### [Supplied data]
--- Start ---
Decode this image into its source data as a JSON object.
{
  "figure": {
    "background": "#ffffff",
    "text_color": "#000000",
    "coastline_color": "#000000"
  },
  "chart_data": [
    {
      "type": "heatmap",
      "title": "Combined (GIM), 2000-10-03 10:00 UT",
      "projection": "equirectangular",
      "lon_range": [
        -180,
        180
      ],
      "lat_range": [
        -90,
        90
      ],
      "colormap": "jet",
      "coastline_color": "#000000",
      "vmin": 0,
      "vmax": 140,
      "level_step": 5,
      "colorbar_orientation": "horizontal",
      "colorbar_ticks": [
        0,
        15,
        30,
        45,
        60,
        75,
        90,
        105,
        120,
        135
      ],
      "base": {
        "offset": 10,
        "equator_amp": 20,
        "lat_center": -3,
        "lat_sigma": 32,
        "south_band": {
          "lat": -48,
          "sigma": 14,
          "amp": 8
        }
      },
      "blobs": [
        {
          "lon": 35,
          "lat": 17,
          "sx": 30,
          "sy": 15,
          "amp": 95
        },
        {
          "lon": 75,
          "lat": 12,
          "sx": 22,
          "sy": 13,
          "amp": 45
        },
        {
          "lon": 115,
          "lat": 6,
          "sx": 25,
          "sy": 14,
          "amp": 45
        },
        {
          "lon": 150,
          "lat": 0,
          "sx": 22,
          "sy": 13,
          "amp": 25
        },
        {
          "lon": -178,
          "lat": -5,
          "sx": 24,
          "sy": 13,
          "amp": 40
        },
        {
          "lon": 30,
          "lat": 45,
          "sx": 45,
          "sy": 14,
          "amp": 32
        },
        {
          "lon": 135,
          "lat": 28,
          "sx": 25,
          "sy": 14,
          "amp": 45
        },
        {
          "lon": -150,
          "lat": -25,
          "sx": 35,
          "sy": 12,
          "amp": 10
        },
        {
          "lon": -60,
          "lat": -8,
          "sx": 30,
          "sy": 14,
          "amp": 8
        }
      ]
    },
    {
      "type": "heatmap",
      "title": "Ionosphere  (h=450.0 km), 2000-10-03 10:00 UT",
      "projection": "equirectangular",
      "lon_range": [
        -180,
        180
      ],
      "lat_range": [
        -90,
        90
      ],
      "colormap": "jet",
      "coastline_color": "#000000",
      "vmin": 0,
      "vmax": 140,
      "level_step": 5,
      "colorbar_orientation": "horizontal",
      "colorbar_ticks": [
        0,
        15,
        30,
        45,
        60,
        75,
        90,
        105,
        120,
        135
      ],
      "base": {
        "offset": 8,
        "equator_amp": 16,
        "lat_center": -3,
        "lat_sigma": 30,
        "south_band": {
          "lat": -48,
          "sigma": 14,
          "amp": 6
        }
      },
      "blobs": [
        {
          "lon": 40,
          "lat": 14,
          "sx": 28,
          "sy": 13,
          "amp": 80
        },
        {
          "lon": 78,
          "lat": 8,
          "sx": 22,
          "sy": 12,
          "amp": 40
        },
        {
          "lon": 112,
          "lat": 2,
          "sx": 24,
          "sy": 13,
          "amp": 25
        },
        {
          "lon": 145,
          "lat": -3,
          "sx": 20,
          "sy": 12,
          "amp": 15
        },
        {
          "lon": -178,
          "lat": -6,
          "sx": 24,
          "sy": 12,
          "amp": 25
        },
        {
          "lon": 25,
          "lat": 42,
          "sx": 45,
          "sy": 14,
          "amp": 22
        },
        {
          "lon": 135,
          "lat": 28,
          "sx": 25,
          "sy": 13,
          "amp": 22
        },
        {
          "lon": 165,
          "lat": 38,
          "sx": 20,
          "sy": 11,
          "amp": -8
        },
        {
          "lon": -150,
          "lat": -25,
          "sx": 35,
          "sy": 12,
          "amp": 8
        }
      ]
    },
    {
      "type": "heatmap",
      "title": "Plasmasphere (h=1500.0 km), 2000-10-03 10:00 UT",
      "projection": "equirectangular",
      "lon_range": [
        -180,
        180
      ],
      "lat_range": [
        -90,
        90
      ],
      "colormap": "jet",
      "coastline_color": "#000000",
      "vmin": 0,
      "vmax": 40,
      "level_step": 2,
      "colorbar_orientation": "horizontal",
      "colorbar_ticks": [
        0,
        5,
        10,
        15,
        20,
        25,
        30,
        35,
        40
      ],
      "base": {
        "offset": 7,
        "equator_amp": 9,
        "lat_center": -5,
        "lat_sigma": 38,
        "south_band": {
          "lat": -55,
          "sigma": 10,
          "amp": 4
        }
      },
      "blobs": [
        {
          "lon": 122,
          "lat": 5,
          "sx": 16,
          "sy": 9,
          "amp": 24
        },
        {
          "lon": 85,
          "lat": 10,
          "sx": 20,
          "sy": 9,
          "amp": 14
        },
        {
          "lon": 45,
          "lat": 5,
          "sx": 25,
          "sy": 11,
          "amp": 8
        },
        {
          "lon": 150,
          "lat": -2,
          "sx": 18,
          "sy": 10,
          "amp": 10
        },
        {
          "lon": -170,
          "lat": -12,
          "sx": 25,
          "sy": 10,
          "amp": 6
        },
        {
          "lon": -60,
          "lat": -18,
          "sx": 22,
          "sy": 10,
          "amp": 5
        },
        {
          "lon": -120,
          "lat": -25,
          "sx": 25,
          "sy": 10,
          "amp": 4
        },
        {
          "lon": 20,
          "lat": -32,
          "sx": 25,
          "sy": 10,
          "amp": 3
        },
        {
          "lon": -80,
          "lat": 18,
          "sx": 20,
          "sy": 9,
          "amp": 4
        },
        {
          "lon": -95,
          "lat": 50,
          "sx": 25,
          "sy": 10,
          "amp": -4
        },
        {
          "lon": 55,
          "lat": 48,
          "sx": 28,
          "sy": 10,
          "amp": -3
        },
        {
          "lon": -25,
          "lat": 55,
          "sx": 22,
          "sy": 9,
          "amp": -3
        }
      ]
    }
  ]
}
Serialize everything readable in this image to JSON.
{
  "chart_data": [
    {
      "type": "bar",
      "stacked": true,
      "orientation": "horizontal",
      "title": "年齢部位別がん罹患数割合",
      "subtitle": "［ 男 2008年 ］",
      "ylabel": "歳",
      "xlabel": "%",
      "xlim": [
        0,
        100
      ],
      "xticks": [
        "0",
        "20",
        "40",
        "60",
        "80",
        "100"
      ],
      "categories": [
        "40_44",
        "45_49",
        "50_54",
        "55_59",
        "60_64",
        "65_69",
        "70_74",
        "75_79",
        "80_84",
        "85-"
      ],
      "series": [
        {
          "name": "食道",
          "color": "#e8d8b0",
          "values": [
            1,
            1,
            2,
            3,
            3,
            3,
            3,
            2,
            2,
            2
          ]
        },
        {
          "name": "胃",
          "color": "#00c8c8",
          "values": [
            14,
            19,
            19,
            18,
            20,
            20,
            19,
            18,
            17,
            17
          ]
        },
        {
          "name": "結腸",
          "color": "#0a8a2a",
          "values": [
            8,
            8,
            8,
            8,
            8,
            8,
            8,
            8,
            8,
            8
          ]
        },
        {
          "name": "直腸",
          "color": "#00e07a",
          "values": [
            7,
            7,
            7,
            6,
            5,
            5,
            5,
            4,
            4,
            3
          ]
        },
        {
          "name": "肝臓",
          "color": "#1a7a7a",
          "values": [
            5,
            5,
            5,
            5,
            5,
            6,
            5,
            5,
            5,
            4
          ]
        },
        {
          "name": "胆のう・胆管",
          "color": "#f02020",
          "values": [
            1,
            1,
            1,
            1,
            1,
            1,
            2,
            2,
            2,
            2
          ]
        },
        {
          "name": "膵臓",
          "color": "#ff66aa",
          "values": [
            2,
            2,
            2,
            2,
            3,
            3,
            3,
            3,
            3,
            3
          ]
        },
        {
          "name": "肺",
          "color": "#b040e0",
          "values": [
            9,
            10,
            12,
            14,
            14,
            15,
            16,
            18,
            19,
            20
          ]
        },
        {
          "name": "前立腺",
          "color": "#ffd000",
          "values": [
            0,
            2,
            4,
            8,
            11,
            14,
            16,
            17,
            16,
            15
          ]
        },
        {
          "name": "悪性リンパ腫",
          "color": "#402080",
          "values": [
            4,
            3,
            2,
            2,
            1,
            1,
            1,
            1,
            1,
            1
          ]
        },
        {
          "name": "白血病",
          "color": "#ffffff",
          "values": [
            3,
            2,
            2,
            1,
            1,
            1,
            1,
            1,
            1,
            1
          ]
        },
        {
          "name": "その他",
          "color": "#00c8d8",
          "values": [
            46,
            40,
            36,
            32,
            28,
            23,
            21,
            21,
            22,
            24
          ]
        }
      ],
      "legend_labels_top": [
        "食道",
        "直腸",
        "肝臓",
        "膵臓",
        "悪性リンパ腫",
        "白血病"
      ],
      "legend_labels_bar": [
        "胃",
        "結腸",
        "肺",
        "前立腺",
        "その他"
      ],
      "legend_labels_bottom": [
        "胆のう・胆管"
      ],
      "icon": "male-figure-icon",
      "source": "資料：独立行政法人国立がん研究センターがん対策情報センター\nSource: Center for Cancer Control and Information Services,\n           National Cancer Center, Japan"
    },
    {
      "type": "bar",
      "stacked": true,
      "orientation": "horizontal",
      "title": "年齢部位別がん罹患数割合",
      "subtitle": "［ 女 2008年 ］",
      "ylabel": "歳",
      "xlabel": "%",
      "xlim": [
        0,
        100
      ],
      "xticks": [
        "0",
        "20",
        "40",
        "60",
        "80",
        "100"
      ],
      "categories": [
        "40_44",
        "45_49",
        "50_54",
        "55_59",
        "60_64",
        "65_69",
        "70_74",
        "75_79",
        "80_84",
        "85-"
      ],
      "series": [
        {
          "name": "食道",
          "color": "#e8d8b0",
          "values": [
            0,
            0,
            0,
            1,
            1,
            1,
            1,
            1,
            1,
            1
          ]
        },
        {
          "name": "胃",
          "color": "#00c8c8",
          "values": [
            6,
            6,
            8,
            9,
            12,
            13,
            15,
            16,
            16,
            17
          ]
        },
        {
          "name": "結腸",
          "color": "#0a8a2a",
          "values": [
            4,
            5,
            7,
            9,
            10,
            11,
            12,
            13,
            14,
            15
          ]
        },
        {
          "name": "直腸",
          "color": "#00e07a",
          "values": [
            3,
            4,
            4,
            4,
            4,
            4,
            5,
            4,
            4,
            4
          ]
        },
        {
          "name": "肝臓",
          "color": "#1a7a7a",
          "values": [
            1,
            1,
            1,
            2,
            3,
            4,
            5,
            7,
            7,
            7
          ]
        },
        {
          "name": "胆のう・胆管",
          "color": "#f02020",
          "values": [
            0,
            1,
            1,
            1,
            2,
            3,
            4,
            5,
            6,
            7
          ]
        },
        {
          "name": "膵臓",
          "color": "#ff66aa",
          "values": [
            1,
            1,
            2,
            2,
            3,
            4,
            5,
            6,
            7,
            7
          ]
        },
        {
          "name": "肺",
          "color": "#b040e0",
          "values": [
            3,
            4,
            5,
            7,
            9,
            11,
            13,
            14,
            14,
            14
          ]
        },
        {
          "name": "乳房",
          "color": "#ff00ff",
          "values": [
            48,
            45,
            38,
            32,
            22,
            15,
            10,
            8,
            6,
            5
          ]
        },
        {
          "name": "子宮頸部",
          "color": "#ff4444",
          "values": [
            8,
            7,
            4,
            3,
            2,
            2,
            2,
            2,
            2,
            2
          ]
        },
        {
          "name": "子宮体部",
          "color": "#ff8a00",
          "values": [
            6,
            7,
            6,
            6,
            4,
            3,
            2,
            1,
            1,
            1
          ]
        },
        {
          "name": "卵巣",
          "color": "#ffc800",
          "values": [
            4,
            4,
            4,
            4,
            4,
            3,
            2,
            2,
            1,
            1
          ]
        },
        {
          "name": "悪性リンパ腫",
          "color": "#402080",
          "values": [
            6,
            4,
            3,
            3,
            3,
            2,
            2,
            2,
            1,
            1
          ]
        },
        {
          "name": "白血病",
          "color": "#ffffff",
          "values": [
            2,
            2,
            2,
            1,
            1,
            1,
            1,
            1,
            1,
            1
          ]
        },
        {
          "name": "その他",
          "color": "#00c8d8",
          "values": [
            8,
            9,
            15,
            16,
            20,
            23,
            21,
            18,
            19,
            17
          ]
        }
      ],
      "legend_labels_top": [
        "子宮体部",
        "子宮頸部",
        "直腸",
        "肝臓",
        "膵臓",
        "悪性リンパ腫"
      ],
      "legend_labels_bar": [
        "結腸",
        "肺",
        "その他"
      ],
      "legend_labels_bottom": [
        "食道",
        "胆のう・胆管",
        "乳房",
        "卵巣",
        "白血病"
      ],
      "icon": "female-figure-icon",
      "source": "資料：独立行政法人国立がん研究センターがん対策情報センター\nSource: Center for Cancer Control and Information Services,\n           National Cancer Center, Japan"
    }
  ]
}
--- End ---
### [What is asked]
Pick out each line containing the string "JSON" and copy it.

### [Written reply]
Decode this image into its source data as a JSON object.
Serialize everything readable in this image to JSON.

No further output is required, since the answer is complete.